Of all the lines in the material, how many include the word "verified"? Reply with the number alone.

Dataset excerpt
****************
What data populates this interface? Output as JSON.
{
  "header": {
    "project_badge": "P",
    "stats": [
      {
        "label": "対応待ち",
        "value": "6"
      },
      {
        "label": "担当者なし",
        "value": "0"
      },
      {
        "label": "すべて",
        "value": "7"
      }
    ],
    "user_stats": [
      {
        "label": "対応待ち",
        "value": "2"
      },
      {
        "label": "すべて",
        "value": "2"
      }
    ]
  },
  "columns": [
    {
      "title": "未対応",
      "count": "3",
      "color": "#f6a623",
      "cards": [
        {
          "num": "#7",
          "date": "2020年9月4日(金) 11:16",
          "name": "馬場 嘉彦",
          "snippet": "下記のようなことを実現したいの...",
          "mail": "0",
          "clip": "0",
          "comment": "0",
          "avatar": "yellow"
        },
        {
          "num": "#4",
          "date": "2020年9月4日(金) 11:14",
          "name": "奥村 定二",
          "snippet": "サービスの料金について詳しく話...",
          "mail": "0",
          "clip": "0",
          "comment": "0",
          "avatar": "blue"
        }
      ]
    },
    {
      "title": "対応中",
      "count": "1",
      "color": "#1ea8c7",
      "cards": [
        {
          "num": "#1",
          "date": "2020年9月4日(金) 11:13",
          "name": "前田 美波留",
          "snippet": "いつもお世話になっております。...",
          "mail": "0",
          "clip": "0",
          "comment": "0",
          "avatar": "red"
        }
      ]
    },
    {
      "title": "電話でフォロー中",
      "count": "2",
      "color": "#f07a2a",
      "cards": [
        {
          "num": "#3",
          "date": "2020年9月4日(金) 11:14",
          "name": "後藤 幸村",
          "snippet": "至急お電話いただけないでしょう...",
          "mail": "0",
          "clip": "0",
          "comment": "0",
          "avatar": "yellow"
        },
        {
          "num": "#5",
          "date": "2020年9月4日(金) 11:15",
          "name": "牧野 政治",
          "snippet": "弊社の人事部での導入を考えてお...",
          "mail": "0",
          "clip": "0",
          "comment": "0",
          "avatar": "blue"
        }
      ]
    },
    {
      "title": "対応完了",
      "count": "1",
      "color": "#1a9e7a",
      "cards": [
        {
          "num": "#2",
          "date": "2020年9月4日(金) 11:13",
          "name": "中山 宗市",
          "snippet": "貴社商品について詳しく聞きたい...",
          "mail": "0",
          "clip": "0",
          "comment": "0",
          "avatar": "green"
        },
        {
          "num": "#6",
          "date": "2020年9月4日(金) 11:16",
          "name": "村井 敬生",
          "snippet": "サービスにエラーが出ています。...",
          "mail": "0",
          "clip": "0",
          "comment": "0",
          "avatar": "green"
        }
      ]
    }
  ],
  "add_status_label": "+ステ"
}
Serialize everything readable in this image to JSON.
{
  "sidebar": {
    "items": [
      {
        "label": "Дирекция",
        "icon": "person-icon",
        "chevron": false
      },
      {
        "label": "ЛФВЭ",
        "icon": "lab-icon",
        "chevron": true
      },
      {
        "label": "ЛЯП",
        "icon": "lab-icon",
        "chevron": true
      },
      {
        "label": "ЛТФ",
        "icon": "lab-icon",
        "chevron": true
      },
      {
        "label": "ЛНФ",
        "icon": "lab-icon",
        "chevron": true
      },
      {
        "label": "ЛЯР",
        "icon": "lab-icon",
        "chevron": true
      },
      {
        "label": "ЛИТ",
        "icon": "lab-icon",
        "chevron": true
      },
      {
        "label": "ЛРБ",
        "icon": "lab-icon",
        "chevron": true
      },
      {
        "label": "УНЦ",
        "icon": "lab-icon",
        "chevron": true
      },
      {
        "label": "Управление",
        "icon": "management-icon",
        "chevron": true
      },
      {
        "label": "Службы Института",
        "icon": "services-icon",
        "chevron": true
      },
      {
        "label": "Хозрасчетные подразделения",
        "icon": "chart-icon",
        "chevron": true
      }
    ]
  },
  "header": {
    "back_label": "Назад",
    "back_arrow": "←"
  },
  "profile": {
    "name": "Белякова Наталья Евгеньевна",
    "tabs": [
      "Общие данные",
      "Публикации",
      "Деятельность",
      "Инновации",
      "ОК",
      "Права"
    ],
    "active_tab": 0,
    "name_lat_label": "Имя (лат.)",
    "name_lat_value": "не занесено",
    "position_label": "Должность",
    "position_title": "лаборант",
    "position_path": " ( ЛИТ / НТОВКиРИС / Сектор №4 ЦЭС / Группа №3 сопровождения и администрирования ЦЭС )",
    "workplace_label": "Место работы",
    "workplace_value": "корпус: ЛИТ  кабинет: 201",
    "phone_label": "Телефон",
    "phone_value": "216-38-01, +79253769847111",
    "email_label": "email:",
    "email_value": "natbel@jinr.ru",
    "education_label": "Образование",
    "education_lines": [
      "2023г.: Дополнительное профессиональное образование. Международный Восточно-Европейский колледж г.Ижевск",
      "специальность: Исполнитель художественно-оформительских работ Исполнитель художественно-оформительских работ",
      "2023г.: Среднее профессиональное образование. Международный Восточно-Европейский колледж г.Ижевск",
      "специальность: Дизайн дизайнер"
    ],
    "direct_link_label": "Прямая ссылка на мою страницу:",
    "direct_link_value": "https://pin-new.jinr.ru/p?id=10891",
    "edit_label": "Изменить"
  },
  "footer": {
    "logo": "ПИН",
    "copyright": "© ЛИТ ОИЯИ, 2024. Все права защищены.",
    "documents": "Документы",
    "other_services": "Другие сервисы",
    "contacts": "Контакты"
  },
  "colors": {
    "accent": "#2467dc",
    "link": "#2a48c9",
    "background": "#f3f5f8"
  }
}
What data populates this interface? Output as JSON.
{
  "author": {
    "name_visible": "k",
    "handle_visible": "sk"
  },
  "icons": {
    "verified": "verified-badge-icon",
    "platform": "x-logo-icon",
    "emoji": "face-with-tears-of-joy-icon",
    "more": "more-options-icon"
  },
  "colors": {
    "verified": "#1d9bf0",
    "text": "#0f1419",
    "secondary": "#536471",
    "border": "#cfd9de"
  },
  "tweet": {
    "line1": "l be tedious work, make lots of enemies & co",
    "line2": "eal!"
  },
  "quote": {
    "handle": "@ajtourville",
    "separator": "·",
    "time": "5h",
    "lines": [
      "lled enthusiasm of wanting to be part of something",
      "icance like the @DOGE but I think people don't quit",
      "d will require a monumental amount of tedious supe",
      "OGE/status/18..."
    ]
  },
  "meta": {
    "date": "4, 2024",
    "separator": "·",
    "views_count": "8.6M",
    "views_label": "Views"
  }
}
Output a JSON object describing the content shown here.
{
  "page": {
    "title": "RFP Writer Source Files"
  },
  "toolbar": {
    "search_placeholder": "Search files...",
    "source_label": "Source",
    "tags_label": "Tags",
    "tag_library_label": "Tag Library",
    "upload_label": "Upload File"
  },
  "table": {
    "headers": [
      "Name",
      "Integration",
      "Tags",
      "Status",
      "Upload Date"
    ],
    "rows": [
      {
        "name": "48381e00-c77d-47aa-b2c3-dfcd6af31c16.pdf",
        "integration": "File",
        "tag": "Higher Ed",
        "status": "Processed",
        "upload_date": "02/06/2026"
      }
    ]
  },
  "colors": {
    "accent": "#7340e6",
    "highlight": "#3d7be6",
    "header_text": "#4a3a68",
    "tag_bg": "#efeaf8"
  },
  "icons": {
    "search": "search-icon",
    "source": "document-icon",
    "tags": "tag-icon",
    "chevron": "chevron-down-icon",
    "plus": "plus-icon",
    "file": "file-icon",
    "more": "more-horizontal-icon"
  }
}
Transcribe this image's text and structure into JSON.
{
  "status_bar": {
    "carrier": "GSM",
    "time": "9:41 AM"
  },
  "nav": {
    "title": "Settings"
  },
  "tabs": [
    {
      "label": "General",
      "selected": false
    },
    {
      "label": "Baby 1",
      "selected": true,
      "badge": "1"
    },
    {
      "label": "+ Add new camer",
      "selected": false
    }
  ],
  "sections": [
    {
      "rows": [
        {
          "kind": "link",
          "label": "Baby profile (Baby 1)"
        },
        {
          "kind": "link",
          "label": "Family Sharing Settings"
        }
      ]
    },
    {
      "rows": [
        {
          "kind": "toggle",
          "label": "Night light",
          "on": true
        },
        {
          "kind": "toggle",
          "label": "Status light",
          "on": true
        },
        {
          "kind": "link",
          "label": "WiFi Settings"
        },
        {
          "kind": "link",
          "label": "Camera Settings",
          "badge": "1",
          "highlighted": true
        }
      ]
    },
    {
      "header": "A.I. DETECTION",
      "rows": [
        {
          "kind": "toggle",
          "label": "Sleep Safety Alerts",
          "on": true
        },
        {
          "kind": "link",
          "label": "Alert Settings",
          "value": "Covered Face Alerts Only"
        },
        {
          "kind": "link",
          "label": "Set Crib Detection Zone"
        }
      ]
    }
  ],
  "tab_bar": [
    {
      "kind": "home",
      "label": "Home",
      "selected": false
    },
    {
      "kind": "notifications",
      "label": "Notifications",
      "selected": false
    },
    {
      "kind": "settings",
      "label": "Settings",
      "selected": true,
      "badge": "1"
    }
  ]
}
****************
→ **Task answer**
2